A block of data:
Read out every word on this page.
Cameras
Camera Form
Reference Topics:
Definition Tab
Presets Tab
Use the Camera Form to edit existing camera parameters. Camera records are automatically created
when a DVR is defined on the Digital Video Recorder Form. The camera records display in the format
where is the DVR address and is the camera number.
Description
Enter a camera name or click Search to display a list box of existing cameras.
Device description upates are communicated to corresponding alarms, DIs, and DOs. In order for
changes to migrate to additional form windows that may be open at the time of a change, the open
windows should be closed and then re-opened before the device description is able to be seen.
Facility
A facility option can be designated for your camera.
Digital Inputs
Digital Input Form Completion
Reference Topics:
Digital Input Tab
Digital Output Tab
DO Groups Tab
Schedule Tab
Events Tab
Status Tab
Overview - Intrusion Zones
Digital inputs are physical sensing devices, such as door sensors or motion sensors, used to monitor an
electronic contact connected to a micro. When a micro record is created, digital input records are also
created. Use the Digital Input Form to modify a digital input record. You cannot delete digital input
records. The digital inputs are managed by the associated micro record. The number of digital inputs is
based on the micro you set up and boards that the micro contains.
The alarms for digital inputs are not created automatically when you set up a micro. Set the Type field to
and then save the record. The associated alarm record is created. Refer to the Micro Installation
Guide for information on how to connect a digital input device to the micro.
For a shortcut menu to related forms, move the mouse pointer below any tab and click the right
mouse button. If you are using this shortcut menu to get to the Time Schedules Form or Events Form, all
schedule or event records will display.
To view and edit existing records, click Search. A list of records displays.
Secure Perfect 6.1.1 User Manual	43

# Task to carry out
Reproduce the entries above in full, verbatim.

# Solution to the exercise
Read out every word on this page.
Cameras
Camera Form
Reference Topics:
Definition Tab
Presets Tab
Use the Camera Form to edit existing camera parameters. Camera records are automatically created
when a DVR is defined on the Digital Video Recorder Form. The camera records display in the format
where is the DVR address and is the camera number.
Description
Enter a camera name or click Search to display a list box of existing cameras.
Device description upates are communicated to corresponding alarms, DIs, and DOs. In order for
changes to migrate to additional form windows that may be open at the time of a change, the open
windows should be closed and then re-opened before the device description is able to be seen.
Facility
A facility option can be designated for your camera.
Digital Inputs
Digital Input Form Completion
Reference Topics:
Digital Input Tab
Digital Output Tab
DO Groups Tab
Schedule Tab
Events Tab
Status Tab
Overview - Intrusion Zones
Digital inputs are physical sensing devices, such as door sensors or motion sensors, used to monitor an
electronic contact connected to a micro. When a micro record is created, digital input records are also
created. Use the Digital Input Form to modify a digital input record. You cannot delete digital input
records. The digital inputs are managed by the associated micro record. The number of digital inputs is
based on the micro you set up and boards that the micro contains.
The alarms for digital inputs are not created automatically when you set up a micro. Set the Type field to
and then save the record. The associated alarm record is created. Refer to the Micro Installation
Guide for information on how to connect a digital input device to the micro.
For a shortcut menu to related forms, move the mouse pointer below any tab and click the right
mouse button. If you are using this shortcut menu to get to the Time Schedules Form or Events Form, all
schedule or event records will display.
To view and edit existing records, click Search. A list of records displays.
Secure Perfect 6.1.1 User Manual	43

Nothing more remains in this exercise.